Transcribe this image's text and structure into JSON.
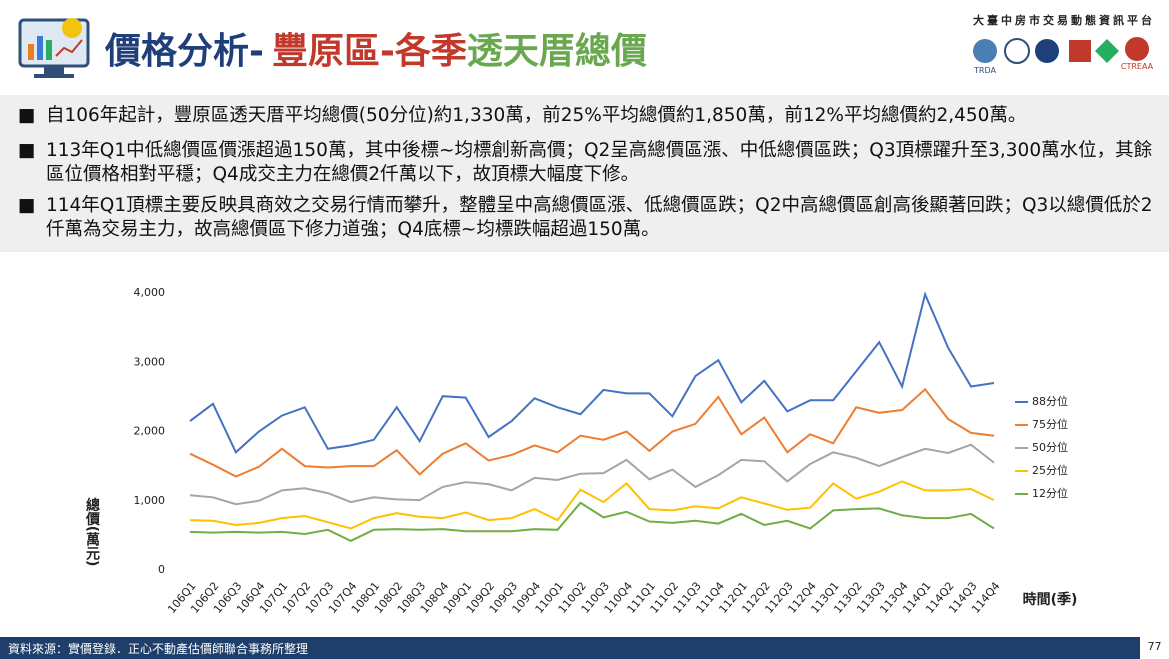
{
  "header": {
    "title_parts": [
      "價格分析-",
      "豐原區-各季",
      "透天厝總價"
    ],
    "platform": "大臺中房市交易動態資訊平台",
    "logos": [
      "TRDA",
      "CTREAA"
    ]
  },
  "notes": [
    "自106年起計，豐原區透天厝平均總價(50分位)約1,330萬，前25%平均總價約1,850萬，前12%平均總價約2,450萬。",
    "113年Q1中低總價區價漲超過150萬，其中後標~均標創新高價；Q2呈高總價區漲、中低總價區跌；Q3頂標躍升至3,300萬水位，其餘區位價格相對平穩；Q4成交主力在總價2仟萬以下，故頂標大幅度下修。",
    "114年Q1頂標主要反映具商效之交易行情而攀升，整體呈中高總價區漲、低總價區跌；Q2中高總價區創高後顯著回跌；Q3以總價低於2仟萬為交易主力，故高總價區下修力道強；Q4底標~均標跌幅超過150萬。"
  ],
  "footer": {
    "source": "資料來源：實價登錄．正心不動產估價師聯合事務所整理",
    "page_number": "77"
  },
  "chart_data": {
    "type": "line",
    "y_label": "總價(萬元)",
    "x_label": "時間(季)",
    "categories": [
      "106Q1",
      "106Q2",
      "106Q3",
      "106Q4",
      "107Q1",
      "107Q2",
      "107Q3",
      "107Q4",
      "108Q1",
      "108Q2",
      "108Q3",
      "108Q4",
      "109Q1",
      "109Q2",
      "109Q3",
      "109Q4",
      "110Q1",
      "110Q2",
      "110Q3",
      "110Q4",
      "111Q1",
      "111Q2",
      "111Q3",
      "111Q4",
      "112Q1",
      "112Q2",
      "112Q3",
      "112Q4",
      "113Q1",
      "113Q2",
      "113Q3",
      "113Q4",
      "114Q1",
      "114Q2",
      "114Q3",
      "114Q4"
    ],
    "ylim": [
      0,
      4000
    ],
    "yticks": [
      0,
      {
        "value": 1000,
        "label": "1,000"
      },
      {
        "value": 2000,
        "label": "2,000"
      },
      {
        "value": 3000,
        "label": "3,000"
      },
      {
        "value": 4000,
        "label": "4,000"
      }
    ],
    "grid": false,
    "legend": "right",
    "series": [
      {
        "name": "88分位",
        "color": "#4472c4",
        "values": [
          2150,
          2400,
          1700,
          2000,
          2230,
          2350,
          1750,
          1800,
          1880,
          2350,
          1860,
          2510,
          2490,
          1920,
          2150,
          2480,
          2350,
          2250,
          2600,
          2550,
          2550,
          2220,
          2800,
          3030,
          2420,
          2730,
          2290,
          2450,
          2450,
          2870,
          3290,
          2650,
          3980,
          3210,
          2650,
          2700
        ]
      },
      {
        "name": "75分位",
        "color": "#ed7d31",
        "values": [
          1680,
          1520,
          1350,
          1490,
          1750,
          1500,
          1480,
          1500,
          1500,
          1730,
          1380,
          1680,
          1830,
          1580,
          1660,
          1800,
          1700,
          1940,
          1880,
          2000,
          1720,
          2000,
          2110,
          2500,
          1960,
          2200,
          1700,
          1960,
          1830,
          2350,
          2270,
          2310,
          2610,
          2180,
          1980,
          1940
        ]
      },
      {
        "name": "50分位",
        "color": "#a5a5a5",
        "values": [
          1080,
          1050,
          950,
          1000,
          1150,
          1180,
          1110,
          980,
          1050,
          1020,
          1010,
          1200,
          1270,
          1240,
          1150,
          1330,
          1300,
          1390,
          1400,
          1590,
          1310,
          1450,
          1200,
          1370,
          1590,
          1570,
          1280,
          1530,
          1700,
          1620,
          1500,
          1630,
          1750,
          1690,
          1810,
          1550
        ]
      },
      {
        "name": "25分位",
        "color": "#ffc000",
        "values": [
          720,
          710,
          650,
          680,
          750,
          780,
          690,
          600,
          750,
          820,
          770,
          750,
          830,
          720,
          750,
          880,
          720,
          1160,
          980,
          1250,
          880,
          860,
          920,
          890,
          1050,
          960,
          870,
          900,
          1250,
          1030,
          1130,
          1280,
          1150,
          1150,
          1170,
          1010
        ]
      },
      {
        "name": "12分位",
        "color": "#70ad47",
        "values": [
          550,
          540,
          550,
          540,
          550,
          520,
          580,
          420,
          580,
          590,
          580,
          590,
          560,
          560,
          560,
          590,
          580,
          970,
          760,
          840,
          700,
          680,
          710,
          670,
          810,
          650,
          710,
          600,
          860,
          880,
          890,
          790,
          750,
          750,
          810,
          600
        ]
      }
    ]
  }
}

☆ ☆ ☆ ☆

◆ What is needed:
Keep every word of the data as it is when you write it out, but drop the pictures.

◆ Written solution:
Transcribe this image's text and structure into JSON.
{
  "header": {
    "title_parts": [
      "價格分析-",
      "豐原區-各季",
      "透天厝總價"
    ],
    "platform": "大臺中房市交易動態資訊平台",
    "logos": [
      "TRDA",
      "CTREAA"
    ]
  },
  "notes": [
    "自106年起計，豐原區透天厝平均總價(50分位)約1,330萬，前25%平均總價約1,850萬，前12%平均總價約2,450萬。",
    "113年Q1中低總價區價漲超過150萬，其中後標~均標創新高價；Q2呈高總價區漲、中低總價區跌；Q3頂標躍升至3,300萬水位，其餘區位價格相對平穩；Q4成交主力在總價2仟萬以下，故頂標大幅度下修。",
    "114年Q1頂標主要反映具商效之交易行情而攀升，整體呈中高總價區漲、低總價區跌；Q2中高總價區創高後顯著回跌；Q3以總價低於2仟萬為交易主力，故高總價區下修力道強；Q4底標~均標跌幅超過150萬。"
  ],
  "footer": {
    "source": "資料來源：實價登錄．正心不動產估價師聯合事務所整理",
    "page_number": "77"
  },
  "chart_data": {
    "type": "line",
    "y_label": "總價(萬元)",
    "x_label": "時間(季)",
    "categories": [
      "106Q1",
      "106Q2",
      "106Q3",
      "106Q4",
      "107Q1",
      "107Q2",
      "107Q3",
      "107Q4",
      "108Q1",
      "108Q2",
      "108Q3",
      "108Q4",
      "109Q1",
      "109Q2",
      "109Q3",
      "109Q4",
      "110Q1",
      "110Q2",
      "110Q3",
      "110Q4",
      "111Q1",
      "111Q2",
      "111Q3",
      "111Q4",
      "112Q1",
      "112Q2",
      "112Q3",
      "112Q4",
      "113Q1",
      "113Q2",
      "113Q3",
      "113Q4",
      "114Q1",
      "114Q2",
      "114Q3",
      "114Q4"
    ],
    "ylim": [
      0,
      4000
    ],
    "yticks": [
      0,
      {
        "value": 1000,
        "label": "1,000"
      },
      {
        "value": 2000,
        "label": "2,000"
      },
      {
        "value": 3000,
        "label": "3,000"
      },
      {
        "value": 4000,
        "label": "4,000"
      }
    ],
    "grid": false,
    "legend": "right",
    "series": [
      {
        "name": "88分位",
        "color": "#4472c4",
        "values": [
          2150,
          2400,
          1700,
          2000,
          2230,
          2350,
          1750,
          1800,
          1880,
          2350,
          1860,
          2510,
          2490,
          1920,
          2150,
          2480,
          2350,
          2250,
          2600,
          2550,
          2550,
          2220,
          2800,
          3030,
          2420,
          2730,
          2290,
          2450,
          2450,
          2870,
          3290,
          2650,
          3980,
          3210,
          2650,
          2700
        ]
      },
      {
        "name": "75分位",
        "color": "#ed7d31",
        "values": [
          1680,
          1520,
          1350,
          1490,
          1750,
          1500,
          1480,
          1500,
          1500,
          1730,
          1380,
          1680,
          1830,
          1580,
          1660,
          1800,
          1700,
          1940,
          1880,
          2000,
          1720,
          2000,
          2110,
          2500,
          1960,
          2200,
          1700,
          1960,
          1830,
          2350,
          2270,
          2310,
          2610,
          2180,
          1980,
          1940
        ]
      },
      {
        "name": "50分位",
        "color": "#a5a5a5",
        "values": [
          1080,
          1050,
          950,
          1000,
          1150,
          1180,
          1110,
          980,
          1050,
          1020,
          1010,
          1200,
          1270,
          1240,
          1150,
          1330,
          1300,
          1390,
          1400,
          1590,
          1310,
          1450,
          1200,
          1370,
          1590,
          1570,
          1280,
          1530,
          1700,
          1620,
          1500,
          1630,
          1750,
          1690,
          1810,
          1550
        ]
      },
      {
        "name": "25分位",
        "color": "#ffc000",
        "values": [
          720,
          710,
          650,
          680,
          750,
          780,
          690,
          600,
          750,
          820,
          770,
          750,
          830,
          720,
          750,
          880,
          720,
          1160,
          980,
          1250,
          880,
          860,
          920,
          890,
          1050,
          960,
          870,
          900,
          1250,
          1030,
          1130,
          1280,
          1150,
          1150,
          1170,
          1010
        ]
      },
      {
        "name": "12分位",
        "color": "#70ad47",
        "values": [
          550,
          540,
          550,
          540,
          550,
          520,
          580,
          420,
          580,
          590,
          580,
          590,
          560,
          560,
          560,
          590,
          580,
          970,
          760,
          840,
          700,
          680,
          710,
          670,
          810,
          650,
          710,
          600,
          860,
          880,
          890,
          790,
          750,
          750,
          810,
          600
        ]
      }
    ]
  }
}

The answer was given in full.